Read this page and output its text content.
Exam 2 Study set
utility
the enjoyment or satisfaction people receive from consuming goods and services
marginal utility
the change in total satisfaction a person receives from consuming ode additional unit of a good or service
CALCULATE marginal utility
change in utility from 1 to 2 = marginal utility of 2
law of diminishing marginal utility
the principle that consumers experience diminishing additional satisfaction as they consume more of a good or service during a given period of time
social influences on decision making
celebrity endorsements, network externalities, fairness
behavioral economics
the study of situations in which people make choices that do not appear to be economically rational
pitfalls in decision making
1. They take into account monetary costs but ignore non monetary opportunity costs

+--

◆ **Work required**
Make an exact copy of all the data.

◆ **Final result**
Read this page and output its text content.
Exam 2 Study set
utility
the enjoyment or satisfaction people receive from consuming goods and services
marginal utility
the change in total satisfaction a person receives from consuming ode additional unit of a good or service
CALCULATE marginal utility
change in utility from 1 to 2 = marginal utility of 2
law of diminishing marginal utility
the principle that consumers experience diminishing additional satisfaction as they consume more of a good or service during a given period of time
social influences on decision making
celebrity endorsements, network externalities, fairness
behavioral economics
the study of situations in which people make choices that do not appear to be economically rational
pitfalls in decision making
1. They take into account monetary costs but ignore non monetary opportunity costs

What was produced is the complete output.